**Problem statement**
Print out every line, exactly as written.

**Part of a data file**
************

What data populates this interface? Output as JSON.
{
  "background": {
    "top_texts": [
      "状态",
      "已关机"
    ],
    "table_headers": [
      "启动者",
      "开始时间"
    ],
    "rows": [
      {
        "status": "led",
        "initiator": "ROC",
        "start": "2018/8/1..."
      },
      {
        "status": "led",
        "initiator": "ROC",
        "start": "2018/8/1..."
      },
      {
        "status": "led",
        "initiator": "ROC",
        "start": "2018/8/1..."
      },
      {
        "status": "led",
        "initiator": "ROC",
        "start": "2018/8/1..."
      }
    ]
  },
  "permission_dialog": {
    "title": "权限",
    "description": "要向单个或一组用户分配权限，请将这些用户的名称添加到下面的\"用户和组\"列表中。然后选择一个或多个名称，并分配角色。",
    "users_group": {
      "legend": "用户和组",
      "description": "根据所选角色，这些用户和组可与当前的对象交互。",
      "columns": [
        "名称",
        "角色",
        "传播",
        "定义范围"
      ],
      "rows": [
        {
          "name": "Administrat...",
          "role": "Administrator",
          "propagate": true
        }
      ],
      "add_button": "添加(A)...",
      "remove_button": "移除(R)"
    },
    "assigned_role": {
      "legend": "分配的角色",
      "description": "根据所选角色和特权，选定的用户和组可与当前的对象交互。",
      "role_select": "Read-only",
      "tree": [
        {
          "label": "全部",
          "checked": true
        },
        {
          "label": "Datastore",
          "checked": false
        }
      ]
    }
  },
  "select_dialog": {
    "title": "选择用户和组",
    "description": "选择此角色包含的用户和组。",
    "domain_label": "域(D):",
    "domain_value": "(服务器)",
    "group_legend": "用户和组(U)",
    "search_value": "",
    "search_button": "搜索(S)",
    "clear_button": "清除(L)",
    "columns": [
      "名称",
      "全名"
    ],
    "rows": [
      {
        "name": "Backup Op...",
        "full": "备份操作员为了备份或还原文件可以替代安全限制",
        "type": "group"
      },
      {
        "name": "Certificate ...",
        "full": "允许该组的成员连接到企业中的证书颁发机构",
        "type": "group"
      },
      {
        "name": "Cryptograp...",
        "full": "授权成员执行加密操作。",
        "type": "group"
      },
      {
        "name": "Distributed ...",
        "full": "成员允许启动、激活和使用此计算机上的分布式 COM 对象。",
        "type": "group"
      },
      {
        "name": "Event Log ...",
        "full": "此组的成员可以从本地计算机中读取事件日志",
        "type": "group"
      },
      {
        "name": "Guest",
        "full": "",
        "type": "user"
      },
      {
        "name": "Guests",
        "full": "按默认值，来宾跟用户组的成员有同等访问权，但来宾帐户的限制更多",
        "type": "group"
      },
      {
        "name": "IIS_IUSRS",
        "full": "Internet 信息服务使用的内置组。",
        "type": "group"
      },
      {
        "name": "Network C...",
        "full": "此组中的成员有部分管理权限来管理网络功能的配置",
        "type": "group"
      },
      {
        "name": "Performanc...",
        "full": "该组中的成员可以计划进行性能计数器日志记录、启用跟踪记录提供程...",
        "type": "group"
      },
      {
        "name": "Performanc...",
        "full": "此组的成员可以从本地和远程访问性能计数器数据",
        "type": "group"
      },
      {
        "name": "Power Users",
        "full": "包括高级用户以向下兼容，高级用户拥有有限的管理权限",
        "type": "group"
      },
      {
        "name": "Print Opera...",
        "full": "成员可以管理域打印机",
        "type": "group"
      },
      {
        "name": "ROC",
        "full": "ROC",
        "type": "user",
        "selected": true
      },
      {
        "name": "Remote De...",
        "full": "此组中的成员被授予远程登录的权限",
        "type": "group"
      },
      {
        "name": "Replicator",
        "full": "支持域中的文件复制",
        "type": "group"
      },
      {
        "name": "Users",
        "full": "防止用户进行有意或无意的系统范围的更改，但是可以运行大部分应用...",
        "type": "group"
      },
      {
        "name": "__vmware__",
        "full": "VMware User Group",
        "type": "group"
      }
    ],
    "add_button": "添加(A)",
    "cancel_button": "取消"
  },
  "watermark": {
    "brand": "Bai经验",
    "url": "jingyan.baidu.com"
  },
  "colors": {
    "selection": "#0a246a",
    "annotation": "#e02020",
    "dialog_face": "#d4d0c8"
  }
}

************

**Exercise output**
What data populates this interface? Output as JSON.
{
  "background": {
    "top_texts": [
      "状态",
      "已关机"
    ],
    "table_headers": [
      "启动者",
      "开始时间"
    ],
    "rows": [
      {
        "status": "led",
        "initiator": "ROC",
        "start": "2018/8/1..."
      },
      {
        "status": "led",
        "initiator": "ROC",
        "start": "2018/8/1..."
      },
      {
        "status": "led",
        "initiator": "ROC",
        "start": "2018/8/1..."
      },
      {
        "status": "led",
        "initiator": "ROC",
        "start": "2018/8/1..."
      }
    ]
  },
  "permission_dialog": {
    "title": "权限",
    "description": "要向单个或一组用户分配权限，请将这些用户的名称添加到下面的\"用户和组\"列表中。然后选择一个或多个名称，并分配角色。",
    "users_group": {
      "legend": "用户和组",
      "description": "根据所选角色，这些用户和组可与当前的对象交互。",
      "columns": [
        "名称",
        "角色",
        "传播",
        "定义范围"
      ],
      "rows": [
        {
          "name": "Administrat...",
          "role": "Administrator",
          "propagate": true
        }
      ],
      "add_button": "添加(A)...",
      "remove_button": "移除(R)"
    },
    "assigned_role": {
      "legend": "分配的角色",
      "description": "根据所选角色和特权，选定的用户和组可与当前的对象交互。",
      "role_select": "Read-only",
      "tree": [
        {
          "label": "全部",
          "checked": true
        },
        {
          "label": "Datastore",
          "checked": false
        }
      ]
    }
  },
  "select_dialog": {
    "title": "选择用户和组",
    "description": "选择此角色包含的用户和组。",
    "domain_label": "域(D):",
    "domain_value": "(服务器)",
    "group_legend": "用户和组(U)",
    "search_value": "",
    "search_button": "搜索(S)",
    "clear_button": "清除(L)",
    "columns": [
      "名称",
      "全名"
    ],
    "rows": [
      {
        "name": "Backup Op...",
        "full": "备份操作员为了备份或还原文件可以替代安全限制",
        "type": "group"
      },
      {
        "name": "Certificate ...",
        "full": "允许该组的成员连接到企业中的证书颁发机构",
        "type": "group"
      },
      {
        "name": "Cryptograp...",
        "full": "授权成员执行加密操作。",
        "type": "group"
      },
      {
        "name": "Distributed ...",
        "full": "成员允许启动、激活和使用此计算机上的分布式 COM 对象。",
        "type": "group"
      },
      {
        "name": "Event Log ...",
        "full": "此组的成员可以从本地计算机中读取事件日志",
        "type": "group"
      },
      {
        "name": "Guest",
        "full": "",
        "type": "user"
      },
      {
        "name": "Guests",
        "full": "按默认值，来宾跟用户组的成员有同等访问权，但来宾帐户的限制更多",
        "type": "group"
      },
      {
        "name": "IIS_IUSRS",
        "full": "Internet 信息服务使用的内置组。",
        "type": "group"
      },
      {
        "name": "Network C...",
        "full": "此组中的成员有部分管理权限来管理网络功能的配置",
        "type": "group"
      },
      {
        "name": "Performanc...",
        "full": "该组中的成员可以计划进行性能计数器日志记录、启用跟踪记录提供程...",
        "type": "group"
      },
      {
        "name": "Performanc...",
        "full": "此组的成员可以从本地和远程访问性能计数器数据",
        "type": "group"
      },
      {
        "name": "Power Users",
        "full": "包括高级用户以向下兼容，高级用户拥有有限的管理权限",
        "type": "group"
      },
      {
        "name": "Print Opera...",
        "full": "成员可以管理域打印机",
        "type": "group"
      },
      {
        "name": "ROC",
        "full": "ROC",
        "type": "user",
        "selected": true
      },
      {
        "name": "Remote De...",
        "full": "此组中的成员被授予远程登录的权限",
        "type": "group"
      },
      {
        "name": "Replicator",
        "full": "支持域中的文件复制",
        "type": "group"
      },
      {
        "name": "Users",
        "full": "防止用户进行有意或无意的系统范围的更改，但是可以运行大部分应用...",
        "type": "group"
      },
      {
        "name": "__vmware__",
        "full": "VMware User Group",
        "type": "group"
      }
    ],
    "add_button": "添加(A)",
    "cancel_button": "取消"
  },
  "watermark": {
    "brand": "Bai经验",
    "url": "jingyan.baidu.com"
  },
  "colors": {
    "selection": "#0a246a",
    "annotation": "#e02020",
    "dialog_face": "#d4d0c8"
  }
}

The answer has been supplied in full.